A block of data
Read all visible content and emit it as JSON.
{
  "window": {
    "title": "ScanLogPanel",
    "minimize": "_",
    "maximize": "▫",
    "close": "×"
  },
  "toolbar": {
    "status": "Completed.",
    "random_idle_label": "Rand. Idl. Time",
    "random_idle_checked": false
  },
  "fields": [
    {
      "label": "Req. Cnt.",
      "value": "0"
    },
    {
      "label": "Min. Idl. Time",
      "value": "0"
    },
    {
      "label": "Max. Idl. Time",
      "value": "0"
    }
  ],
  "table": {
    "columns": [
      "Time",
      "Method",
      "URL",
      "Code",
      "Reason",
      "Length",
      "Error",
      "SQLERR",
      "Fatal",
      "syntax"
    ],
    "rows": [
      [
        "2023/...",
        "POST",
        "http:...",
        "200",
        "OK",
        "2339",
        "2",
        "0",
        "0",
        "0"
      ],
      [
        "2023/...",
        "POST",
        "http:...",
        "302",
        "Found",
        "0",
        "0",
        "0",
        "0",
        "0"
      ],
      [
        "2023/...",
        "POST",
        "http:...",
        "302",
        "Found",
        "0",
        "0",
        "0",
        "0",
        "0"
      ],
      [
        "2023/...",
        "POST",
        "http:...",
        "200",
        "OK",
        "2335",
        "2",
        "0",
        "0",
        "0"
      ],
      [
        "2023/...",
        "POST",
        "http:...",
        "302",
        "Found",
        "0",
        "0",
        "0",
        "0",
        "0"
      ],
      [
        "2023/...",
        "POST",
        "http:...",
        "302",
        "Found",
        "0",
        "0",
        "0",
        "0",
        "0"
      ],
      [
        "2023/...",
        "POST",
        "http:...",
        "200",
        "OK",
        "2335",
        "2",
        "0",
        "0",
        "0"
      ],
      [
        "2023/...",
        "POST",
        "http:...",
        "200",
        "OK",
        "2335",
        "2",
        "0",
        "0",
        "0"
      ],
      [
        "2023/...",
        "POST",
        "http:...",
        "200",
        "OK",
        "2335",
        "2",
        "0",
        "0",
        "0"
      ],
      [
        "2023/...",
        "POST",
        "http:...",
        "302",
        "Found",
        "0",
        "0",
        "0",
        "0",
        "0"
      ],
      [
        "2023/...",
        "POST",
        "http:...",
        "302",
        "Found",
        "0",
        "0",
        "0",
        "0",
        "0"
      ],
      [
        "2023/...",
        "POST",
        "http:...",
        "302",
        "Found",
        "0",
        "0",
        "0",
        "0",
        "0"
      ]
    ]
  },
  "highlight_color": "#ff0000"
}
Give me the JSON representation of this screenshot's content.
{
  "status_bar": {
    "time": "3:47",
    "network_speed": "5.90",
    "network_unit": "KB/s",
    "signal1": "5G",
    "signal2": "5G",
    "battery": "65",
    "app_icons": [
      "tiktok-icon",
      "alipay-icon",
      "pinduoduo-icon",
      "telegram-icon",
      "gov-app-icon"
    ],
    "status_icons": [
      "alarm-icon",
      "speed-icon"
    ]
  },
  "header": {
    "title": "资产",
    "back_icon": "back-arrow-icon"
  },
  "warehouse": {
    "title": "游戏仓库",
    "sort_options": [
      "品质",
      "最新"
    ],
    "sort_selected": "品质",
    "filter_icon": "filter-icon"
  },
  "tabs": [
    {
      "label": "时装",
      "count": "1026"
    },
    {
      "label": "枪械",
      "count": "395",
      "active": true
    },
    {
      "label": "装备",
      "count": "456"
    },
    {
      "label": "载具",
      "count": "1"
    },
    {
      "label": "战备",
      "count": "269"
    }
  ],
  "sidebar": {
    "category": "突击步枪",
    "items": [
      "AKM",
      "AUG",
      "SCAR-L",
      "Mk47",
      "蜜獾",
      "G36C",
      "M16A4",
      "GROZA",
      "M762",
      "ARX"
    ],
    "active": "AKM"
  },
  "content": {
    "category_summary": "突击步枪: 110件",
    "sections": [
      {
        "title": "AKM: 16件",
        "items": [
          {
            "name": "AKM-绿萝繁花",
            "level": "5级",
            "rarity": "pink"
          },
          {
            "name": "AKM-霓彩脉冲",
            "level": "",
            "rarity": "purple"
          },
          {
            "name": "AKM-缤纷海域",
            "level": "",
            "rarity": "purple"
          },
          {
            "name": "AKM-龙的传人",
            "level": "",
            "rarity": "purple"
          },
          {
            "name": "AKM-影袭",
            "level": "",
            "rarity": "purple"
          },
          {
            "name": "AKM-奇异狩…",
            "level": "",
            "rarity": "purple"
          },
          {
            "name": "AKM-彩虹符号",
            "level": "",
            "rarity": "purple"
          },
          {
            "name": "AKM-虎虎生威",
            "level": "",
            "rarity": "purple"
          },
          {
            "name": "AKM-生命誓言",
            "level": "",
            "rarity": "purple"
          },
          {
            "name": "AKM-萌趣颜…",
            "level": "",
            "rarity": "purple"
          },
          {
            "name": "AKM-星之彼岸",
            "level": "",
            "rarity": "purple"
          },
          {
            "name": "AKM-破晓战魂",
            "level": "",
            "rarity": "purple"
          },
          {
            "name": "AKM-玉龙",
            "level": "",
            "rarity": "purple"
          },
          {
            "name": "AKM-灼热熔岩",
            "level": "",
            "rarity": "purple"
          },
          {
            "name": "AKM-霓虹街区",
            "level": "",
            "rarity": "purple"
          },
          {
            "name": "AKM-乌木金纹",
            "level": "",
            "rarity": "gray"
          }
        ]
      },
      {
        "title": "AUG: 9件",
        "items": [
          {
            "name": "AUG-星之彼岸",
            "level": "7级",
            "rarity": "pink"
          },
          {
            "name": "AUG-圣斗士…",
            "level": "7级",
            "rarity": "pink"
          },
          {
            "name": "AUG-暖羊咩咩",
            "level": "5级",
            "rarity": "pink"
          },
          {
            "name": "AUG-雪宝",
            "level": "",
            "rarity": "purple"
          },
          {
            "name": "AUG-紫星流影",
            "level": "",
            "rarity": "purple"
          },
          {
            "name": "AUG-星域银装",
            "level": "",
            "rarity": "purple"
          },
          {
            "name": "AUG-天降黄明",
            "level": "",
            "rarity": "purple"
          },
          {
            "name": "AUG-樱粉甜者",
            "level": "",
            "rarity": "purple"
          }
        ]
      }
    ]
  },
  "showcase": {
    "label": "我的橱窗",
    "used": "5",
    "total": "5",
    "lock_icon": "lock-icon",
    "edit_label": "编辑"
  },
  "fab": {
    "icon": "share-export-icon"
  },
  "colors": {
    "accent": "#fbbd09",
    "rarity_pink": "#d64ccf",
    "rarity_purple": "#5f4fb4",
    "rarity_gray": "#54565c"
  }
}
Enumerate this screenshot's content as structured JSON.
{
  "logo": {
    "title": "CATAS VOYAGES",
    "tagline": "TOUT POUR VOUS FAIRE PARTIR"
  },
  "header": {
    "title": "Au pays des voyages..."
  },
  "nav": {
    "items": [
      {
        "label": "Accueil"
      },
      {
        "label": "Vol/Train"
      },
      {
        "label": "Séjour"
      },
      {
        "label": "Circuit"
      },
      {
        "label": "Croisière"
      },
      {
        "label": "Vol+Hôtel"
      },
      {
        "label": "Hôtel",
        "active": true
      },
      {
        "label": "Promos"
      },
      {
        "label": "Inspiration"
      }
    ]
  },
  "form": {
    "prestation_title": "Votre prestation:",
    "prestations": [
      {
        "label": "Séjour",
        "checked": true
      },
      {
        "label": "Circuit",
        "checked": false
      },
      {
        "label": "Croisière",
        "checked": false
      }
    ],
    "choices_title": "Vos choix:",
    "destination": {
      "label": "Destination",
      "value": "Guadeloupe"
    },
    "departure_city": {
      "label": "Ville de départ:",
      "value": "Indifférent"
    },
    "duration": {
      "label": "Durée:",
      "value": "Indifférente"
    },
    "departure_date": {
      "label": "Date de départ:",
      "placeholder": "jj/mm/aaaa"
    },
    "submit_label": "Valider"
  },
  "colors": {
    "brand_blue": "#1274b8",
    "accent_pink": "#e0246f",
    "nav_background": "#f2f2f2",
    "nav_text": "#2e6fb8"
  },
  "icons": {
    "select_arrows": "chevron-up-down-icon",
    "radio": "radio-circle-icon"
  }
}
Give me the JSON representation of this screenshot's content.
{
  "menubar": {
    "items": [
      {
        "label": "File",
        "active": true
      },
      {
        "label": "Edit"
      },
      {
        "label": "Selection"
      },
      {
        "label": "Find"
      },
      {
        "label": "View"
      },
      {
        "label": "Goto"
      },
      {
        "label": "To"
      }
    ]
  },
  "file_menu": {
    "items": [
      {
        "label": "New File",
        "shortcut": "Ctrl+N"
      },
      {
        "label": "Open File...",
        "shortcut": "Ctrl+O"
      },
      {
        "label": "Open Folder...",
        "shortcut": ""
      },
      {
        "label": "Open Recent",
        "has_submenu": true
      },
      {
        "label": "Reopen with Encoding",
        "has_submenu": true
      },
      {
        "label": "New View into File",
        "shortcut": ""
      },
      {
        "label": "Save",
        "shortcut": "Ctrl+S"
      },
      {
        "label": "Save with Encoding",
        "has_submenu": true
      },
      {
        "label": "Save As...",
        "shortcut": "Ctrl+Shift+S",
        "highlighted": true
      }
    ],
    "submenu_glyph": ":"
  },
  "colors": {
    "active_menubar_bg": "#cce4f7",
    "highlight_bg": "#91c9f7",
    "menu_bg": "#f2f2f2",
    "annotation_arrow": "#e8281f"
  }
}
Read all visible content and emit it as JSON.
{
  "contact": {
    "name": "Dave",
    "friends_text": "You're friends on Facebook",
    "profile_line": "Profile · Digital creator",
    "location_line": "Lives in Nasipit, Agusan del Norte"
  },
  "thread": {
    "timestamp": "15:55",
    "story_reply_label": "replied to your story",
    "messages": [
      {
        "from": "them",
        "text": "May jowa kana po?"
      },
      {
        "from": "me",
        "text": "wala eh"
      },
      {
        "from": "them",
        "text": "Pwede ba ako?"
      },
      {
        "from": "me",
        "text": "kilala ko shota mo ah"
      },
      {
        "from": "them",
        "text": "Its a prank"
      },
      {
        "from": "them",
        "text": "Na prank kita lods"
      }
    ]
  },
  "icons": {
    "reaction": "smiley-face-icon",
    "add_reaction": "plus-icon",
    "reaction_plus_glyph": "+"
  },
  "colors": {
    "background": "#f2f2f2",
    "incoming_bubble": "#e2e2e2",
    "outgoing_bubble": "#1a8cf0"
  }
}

→ **TASK TO CARRY OUT**
Extract every line of the records above that contains the word "Save".

→ **CORRECT RESULT**
        "label": "Save",
        "label": "Save with Encoding",
        "label": "Save As...",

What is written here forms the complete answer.